• Stated exercise:
Repeat every record below exactly, omitting any pictures.

#### Rows ####

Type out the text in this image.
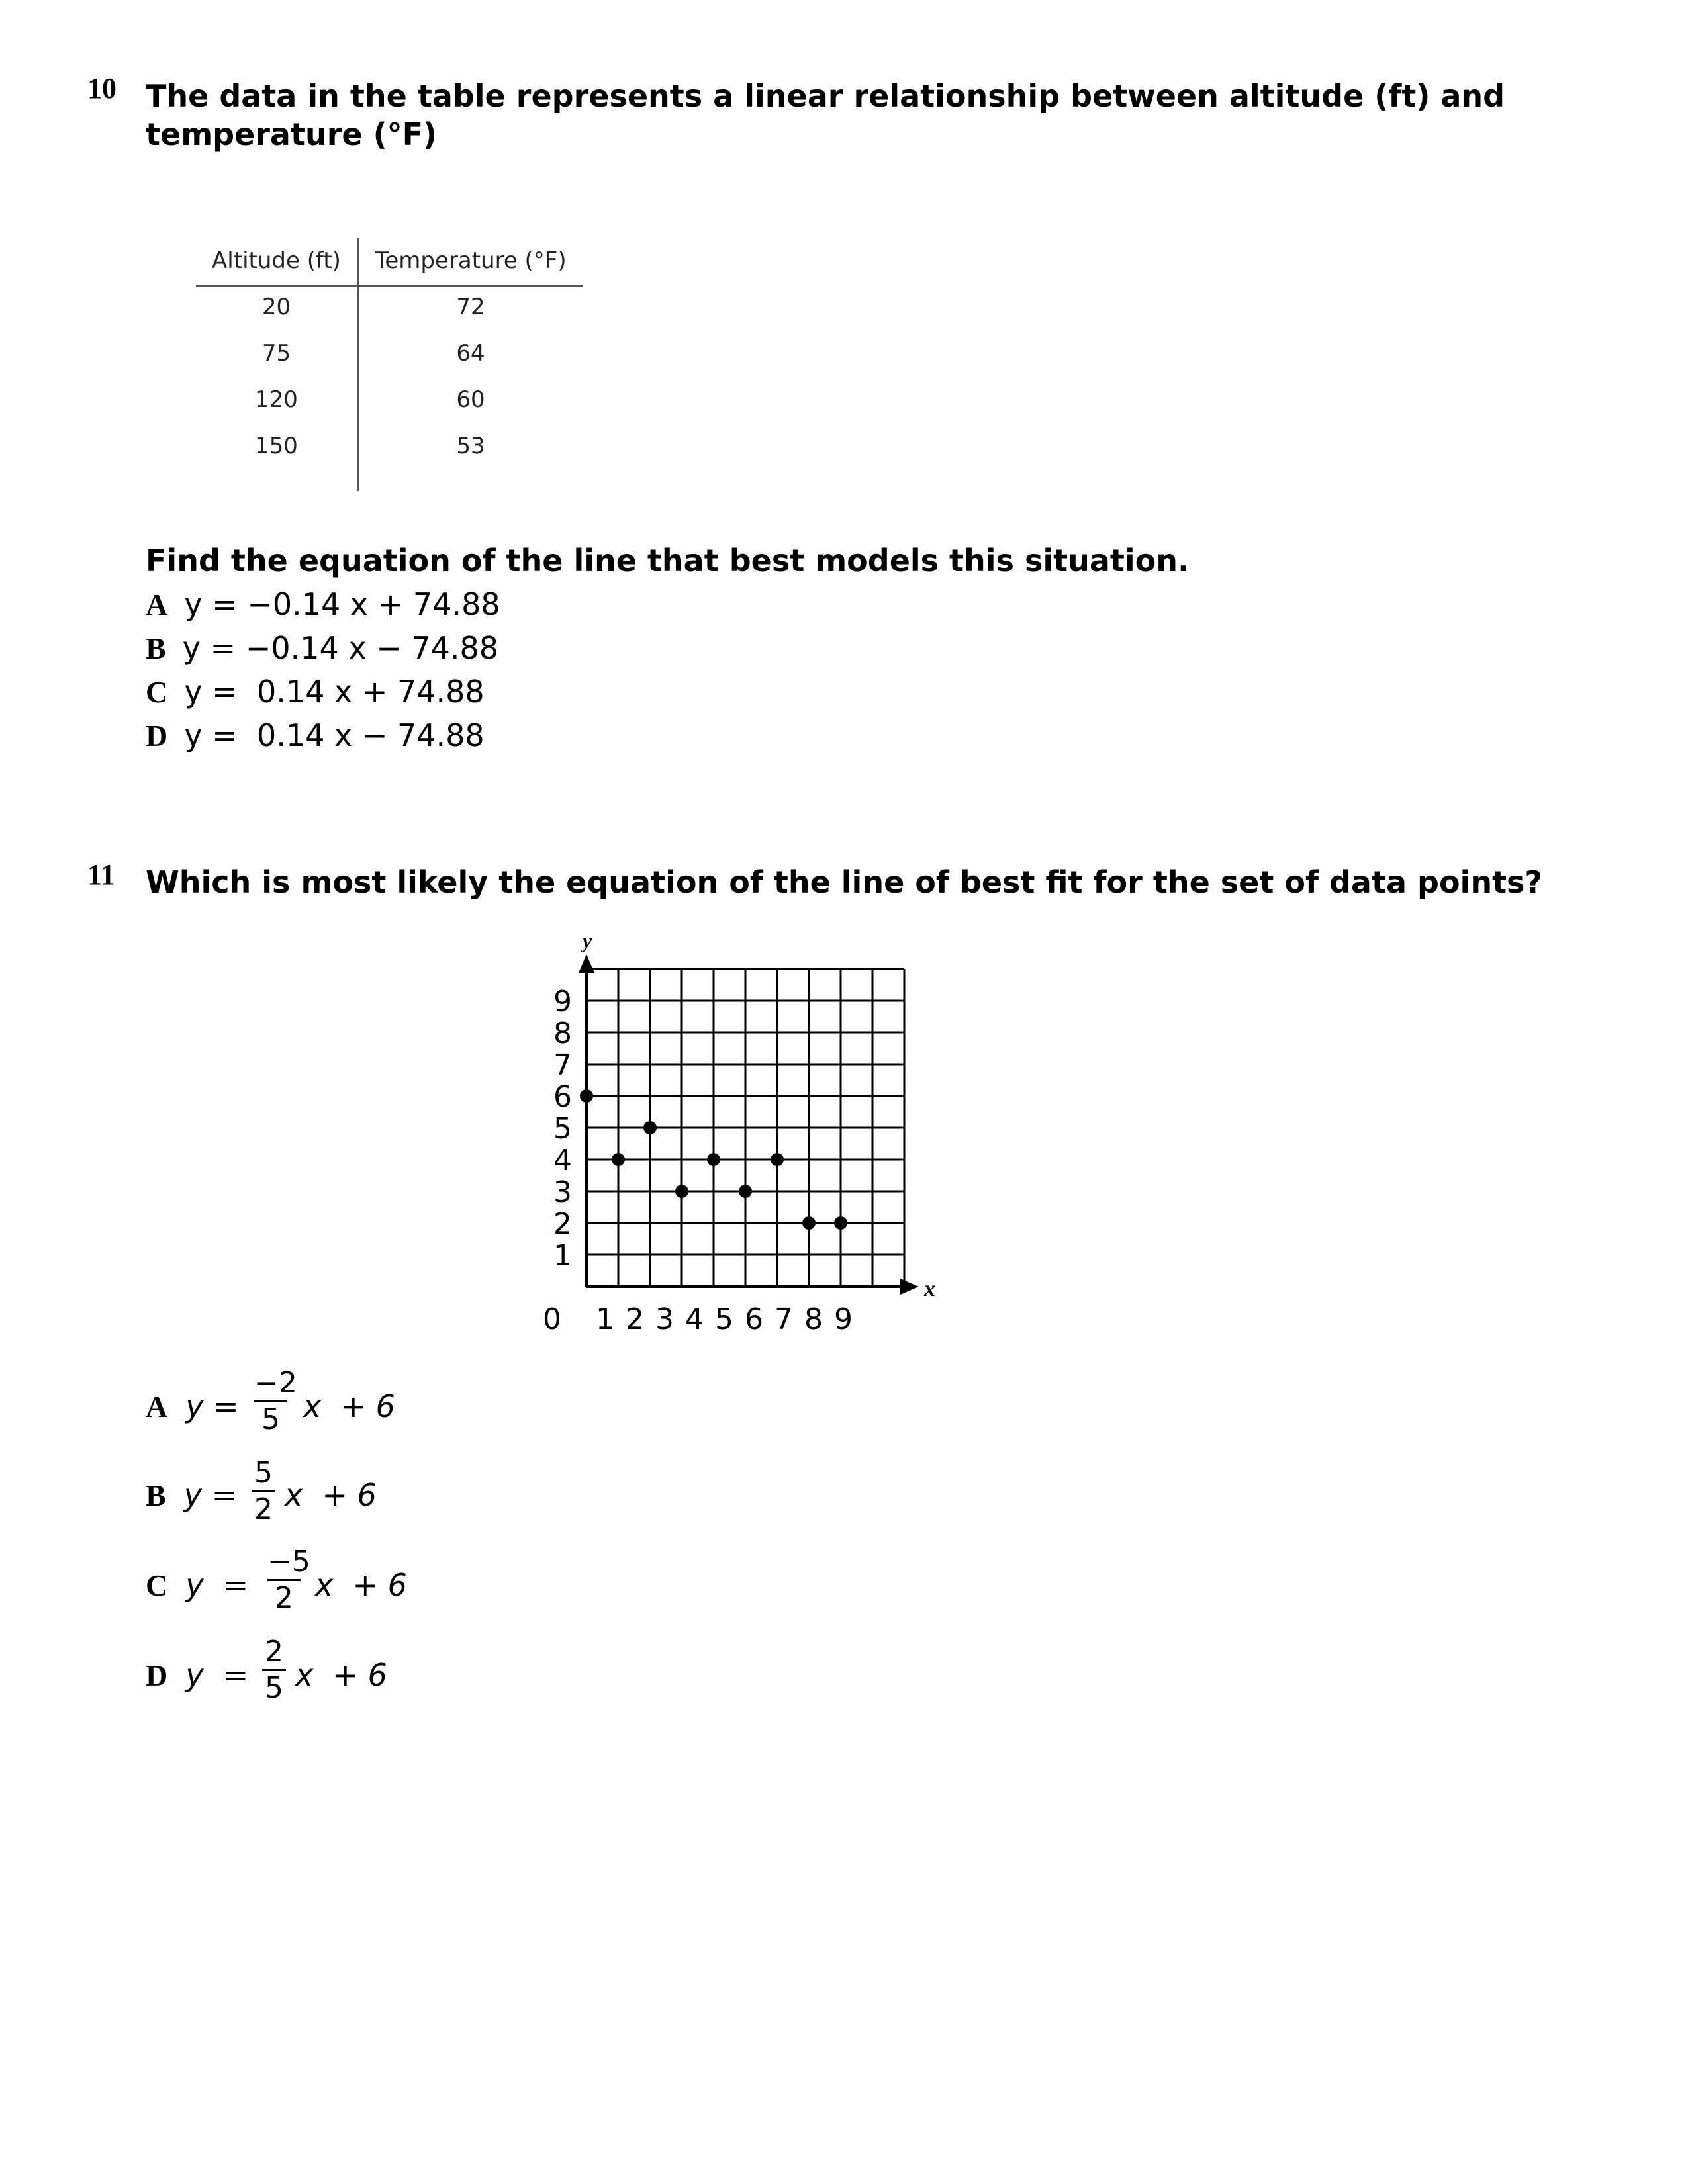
10 The data in the table represents a linear relationship between altitude (ft) and
temperature (°F)
Altitude (ft)	Temperature (°F)
20	72
75	64
120	60
150	53
Find the equation of the line that best models this situation.
A y = −0.14 x + 74.88
B y = −0.14 x − 74.88
C y =  0.14 x + 74.88
D y =  0.14 x − 74.88
11 Which is most likely the equation of the line of best fit for the set of data points?
y
x
1
2
3
4
5
6
7
8
9
0 1 2 3 4 5 6 7 8 9
A y =
−2
5 x  + 6
B y =
5
2 x  + 6
C y  =
−5
2 x  + 6
D y  =
2
5 x  + 6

####

• Full solution:
Type out the text in this image.
10 The data in the table represents a linear relationship between altitude (ft) and
temperature (°F)
Altitude (ft)	Temperature (°F)
20	72
75	64
120	60
150	53
Find the equation of the line that best models this situation.
A y = −0.14 x + 74.88
B y = −0.14 x − 74.88
C y =  0.14 x + 74.88
D y =  0.14 x − 74.88
11 Which is most likely the equation of the line of best fit for the set of data points?
y
x
1
2
3
4
5
6
7
8
9
0 1 2 3 4 5 6 7 8 9
A y =
−2
5 x  + 6
B y =
5
2 x  + 6
C y  =
−5
2 x  + 6
D y  =
2
5 x  + 6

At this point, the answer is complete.